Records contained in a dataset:
________
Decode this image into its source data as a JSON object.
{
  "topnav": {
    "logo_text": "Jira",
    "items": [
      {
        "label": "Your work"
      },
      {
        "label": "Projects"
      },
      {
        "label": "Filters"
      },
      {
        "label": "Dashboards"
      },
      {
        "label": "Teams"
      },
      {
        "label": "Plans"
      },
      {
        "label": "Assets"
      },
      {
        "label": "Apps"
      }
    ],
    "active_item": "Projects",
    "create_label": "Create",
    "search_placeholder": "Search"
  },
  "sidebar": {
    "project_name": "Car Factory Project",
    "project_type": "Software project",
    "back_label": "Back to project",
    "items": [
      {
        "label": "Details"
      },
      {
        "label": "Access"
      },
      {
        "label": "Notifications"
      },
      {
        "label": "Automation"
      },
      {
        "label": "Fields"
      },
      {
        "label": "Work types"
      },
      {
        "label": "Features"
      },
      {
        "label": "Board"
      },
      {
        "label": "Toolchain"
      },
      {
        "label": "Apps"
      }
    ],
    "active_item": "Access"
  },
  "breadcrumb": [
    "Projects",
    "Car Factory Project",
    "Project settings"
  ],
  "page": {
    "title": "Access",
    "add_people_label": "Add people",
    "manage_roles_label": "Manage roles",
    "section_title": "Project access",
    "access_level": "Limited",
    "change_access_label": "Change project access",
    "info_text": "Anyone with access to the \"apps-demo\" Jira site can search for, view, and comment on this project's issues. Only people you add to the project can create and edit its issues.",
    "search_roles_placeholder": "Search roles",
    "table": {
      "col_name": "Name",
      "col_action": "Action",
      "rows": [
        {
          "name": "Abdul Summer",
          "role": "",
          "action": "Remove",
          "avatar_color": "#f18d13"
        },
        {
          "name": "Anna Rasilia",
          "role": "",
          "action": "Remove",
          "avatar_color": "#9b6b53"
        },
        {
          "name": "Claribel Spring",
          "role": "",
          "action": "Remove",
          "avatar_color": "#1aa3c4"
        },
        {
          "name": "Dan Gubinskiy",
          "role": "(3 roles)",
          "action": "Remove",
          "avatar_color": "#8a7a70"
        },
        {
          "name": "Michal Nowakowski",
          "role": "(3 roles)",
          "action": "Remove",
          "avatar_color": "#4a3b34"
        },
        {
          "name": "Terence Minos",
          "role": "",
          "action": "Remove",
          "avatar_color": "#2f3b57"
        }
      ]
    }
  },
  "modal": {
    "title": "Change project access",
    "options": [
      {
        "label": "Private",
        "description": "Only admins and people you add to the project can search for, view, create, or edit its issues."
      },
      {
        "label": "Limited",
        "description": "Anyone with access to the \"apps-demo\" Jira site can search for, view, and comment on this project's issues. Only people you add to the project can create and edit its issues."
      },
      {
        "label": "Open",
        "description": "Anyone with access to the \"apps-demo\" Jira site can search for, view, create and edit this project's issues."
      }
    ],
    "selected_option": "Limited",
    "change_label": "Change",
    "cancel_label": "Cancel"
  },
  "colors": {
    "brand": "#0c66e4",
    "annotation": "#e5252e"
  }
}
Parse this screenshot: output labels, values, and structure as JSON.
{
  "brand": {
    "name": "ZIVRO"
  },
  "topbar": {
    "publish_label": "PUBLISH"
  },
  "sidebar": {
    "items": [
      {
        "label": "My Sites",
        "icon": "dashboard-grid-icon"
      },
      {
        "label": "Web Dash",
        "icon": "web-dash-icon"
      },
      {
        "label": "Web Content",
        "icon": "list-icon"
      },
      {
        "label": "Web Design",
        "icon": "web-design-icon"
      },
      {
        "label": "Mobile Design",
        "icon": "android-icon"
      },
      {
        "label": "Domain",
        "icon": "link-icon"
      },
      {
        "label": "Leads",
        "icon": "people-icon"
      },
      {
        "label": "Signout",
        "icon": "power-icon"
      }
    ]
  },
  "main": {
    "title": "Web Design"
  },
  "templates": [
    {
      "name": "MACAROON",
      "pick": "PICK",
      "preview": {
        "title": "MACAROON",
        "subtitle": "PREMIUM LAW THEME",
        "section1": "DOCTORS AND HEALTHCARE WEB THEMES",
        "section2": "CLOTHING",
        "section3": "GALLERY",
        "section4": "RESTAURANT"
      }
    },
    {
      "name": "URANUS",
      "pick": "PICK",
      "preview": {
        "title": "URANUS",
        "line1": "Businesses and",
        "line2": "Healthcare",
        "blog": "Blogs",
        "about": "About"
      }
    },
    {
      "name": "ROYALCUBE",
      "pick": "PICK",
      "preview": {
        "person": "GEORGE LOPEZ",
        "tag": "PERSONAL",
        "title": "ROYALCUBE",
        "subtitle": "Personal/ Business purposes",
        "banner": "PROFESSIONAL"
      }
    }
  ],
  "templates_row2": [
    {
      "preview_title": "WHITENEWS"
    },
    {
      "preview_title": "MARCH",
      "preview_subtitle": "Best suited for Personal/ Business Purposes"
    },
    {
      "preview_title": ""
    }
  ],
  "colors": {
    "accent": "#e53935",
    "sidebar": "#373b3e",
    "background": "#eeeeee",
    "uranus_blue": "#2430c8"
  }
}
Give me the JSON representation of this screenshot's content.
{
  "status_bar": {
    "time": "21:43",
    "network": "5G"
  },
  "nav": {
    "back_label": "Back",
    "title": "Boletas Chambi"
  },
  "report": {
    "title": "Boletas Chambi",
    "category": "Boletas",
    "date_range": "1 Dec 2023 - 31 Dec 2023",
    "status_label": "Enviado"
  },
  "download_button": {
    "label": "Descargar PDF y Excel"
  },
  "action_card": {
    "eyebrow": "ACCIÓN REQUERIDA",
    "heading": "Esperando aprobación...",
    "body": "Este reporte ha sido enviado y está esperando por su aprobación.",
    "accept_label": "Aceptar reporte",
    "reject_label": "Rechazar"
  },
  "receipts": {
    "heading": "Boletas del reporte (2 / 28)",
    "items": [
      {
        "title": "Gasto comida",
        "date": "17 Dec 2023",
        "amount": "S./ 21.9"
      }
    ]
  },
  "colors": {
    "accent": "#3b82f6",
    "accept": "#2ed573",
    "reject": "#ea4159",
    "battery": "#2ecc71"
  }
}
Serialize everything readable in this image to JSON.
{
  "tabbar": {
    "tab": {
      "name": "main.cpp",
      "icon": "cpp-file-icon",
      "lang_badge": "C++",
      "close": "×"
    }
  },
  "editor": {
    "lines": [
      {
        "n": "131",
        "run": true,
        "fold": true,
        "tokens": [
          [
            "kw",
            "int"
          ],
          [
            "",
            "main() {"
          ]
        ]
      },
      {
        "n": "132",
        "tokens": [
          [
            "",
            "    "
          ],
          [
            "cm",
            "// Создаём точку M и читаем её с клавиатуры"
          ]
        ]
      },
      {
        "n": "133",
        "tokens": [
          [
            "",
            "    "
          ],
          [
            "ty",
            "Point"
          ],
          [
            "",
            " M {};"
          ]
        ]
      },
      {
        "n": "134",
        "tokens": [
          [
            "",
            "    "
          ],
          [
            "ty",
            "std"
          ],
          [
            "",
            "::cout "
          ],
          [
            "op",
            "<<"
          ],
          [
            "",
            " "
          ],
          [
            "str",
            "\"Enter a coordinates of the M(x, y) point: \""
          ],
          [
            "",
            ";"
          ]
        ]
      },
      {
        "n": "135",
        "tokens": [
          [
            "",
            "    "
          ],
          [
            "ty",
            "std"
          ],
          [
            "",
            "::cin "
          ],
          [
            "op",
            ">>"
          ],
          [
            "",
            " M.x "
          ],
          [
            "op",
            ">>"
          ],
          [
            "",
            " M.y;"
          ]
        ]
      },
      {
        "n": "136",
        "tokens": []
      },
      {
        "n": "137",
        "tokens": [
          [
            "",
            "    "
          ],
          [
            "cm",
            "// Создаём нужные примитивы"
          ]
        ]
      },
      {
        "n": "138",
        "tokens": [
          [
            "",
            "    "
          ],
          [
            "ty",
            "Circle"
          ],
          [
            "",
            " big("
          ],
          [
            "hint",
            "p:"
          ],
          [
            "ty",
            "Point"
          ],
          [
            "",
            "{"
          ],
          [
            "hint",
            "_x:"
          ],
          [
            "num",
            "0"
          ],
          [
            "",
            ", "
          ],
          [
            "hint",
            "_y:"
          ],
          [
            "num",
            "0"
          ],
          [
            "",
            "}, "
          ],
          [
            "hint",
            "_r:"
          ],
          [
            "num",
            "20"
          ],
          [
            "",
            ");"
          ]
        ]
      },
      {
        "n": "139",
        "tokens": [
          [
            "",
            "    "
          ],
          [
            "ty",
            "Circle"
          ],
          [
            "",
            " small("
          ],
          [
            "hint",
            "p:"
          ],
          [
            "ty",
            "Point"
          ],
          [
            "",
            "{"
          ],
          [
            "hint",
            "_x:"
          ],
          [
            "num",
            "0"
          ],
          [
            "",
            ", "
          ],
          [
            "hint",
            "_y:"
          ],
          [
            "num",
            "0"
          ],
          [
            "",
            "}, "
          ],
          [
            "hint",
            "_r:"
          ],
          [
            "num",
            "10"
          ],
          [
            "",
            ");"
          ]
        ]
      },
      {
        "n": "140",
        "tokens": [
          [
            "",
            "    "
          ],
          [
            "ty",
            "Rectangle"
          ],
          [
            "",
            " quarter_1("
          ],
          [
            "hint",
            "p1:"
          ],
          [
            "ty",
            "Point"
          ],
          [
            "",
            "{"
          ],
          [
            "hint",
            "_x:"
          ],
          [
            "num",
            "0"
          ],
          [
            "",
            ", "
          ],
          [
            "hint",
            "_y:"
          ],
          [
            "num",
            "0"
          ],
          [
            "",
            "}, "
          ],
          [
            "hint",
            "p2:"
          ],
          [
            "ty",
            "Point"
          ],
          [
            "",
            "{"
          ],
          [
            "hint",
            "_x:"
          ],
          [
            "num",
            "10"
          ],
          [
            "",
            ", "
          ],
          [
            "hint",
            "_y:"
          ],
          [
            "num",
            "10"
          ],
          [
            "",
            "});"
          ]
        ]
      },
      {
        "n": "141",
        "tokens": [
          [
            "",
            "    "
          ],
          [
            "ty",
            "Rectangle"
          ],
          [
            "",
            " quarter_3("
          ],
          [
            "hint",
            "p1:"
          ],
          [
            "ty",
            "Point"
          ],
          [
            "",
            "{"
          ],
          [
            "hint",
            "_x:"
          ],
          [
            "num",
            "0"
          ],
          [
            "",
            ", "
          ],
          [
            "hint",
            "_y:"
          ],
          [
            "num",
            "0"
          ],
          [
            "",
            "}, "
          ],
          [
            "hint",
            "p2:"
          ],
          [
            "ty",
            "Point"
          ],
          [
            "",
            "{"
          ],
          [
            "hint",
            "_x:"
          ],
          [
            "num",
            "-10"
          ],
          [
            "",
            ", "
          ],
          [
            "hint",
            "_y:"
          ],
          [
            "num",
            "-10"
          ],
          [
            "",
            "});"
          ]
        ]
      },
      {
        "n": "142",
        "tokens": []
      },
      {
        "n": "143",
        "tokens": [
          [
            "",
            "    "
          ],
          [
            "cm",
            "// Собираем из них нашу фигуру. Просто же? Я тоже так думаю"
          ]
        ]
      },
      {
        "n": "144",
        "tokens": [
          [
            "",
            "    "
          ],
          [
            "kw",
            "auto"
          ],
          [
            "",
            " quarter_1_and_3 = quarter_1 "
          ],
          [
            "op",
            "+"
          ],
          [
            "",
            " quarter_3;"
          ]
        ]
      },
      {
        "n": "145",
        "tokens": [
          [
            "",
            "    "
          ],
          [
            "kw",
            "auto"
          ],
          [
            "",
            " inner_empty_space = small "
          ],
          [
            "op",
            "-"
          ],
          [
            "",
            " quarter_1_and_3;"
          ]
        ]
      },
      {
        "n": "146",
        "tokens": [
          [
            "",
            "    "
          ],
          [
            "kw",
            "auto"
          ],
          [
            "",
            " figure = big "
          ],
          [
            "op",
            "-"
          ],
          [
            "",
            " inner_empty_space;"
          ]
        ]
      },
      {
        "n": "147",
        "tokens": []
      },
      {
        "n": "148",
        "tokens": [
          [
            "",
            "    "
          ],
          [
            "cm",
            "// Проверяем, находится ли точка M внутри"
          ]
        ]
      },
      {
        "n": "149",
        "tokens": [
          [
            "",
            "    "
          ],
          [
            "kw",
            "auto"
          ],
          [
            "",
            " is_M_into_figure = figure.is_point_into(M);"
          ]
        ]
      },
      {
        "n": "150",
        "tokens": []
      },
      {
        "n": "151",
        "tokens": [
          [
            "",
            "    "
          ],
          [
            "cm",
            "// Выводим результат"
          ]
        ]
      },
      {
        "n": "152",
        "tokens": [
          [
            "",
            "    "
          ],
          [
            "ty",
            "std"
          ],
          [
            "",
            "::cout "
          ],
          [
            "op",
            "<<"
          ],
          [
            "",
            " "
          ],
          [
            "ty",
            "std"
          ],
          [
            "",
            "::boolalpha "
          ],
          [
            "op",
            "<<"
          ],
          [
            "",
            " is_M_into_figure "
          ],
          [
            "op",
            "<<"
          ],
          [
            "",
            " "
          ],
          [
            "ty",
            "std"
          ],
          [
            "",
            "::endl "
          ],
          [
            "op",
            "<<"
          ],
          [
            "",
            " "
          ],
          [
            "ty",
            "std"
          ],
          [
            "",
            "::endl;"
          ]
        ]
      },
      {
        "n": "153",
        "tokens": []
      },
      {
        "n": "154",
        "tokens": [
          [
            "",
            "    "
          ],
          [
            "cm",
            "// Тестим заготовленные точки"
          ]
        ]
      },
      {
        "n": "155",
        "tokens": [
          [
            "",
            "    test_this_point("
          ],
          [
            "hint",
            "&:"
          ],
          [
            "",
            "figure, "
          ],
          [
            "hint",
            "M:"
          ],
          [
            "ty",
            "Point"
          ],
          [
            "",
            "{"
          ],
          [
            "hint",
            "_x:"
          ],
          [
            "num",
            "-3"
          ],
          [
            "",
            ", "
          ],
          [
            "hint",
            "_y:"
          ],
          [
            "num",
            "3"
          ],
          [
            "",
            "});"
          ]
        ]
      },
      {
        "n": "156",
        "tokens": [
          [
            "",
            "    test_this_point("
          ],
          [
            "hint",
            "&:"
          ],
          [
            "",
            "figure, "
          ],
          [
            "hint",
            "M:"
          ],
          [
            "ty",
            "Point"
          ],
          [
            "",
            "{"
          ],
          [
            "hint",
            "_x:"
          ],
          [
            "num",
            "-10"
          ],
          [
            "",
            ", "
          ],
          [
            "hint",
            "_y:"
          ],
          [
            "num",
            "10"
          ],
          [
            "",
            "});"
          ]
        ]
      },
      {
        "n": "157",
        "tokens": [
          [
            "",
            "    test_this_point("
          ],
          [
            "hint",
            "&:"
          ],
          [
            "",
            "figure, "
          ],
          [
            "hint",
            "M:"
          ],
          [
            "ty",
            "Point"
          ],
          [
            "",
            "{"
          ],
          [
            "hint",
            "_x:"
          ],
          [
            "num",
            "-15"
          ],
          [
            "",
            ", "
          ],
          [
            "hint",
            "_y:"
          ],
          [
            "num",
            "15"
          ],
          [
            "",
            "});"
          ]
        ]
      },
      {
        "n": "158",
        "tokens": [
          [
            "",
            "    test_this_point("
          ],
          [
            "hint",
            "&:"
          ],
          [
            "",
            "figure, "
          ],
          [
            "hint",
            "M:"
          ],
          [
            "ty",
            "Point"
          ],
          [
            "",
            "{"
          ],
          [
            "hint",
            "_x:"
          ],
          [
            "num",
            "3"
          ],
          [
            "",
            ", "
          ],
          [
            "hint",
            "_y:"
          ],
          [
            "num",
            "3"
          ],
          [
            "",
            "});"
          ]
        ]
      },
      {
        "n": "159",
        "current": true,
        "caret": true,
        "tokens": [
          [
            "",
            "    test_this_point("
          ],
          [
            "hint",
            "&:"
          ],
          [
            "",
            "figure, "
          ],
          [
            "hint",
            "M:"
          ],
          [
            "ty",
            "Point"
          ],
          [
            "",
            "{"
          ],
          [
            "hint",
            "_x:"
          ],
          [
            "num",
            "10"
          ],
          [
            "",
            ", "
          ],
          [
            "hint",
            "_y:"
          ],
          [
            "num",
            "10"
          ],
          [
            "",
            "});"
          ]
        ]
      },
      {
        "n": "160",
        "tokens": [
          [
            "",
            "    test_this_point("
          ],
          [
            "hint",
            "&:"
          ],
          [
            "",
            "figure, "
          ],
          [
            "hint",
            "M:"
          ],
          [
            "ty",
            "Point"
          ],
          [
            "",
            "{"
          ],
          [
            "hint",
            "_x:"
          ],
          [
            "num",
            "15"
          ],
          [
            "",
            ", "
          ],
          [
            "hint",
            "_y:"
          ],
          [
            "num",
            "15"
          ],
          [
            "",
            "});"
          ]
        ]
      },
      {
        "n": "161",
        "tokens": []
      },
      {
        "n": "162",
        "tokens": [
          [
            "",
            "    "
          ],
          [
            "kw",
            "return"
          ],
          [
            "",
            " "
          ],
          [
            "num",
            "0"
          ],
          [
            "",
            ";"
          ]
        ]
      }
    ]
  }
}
________
Directions for this task:
Identify the lines of the data that contain the word "Projects". Copy each of them.

Solution for this exercise:
        "label": "Projects"
    "active_item": "Projects",
    "Projects",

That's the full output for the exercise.